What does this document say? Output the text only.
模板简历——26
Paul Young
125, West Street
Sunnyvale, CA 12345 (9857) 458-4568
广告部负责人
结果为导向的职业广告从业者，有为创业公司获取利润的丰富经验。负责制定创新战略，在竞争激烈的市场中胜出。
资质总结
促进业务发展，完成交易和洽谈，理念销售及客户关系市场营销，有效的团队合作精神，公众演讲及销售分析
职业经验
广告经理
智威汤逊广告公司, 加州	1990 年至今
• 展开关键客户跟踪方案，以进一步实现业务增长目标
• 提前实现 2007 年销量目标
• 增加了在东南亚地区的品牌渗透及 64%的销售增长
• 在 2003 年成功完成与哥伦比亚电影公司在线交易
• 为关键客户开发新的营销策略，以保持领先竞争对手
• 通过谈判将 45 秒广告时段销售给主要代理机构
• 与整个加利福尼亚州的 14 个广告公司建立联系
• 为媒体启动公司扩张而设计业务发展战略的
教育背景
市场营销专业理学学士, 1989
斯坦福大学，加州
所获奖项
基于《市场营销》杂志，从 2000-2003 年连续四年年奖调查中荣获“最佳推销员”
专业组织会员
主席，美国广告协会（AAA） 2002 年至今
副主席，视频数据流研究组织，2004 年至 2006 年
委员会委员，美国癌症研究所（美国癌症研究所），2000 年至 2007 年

▬▬▬▬▬▬▬▬▬▬

### What the exercise asks:
Reproduce the material exactly, with every line intact.

### Result below:
What does this document say? Output the text only.
模板简历——26
Paul Young
125, West Street
Sunnyvale, CA 12345 (9857) 458-4568
广告部负责人
结果为导向的职业广告从业者，有为创业公司获取利润的丰富经验。负责制定创新战略，在竞争激烈的市场中胜出。
资质总结
促进业务发展，完成交易和洽谈，理念销售及客户关系市场营销，有效的团队合作精神，公众演讲及销售分析
职业经验
广告经理
智威汤逊广告公司, 加州	1990 年至今
• 展开关键客户跟踪方案，以进一步实现业务增长目标
• 提前实现 2007 年销量目标
• 增加了在东南亚地区的品牌渗透及 64%的销售增长
• 在 2003 年成功完成与哥伦比亚电影公司在线交易
• 为关键客户开发新的营销策略，以保持领先竞争对手
• 通过谈判将 45 秒广告时段销售给主要代理机构
• 与整个加利福尼亚州的 14 个广告公司建立联系
• 为媒体启动公司扩张而设计业务发展战略的
教育背景
市场营销专业理学学士, 1989
斯坦福大学，加州
所获奖项
基于《市场营销》杂志，从 2000-2003 年连续四年年奖调查中荣获“最佳推销员”
专业组织会员
主席，美国广告协会（AAA） 2002 年至今
副主席，视频数据流研究组织，2004 年至 2006 年
委员会委员，美国癌症研究所（美国癌症研究所），2000 年至 2007 年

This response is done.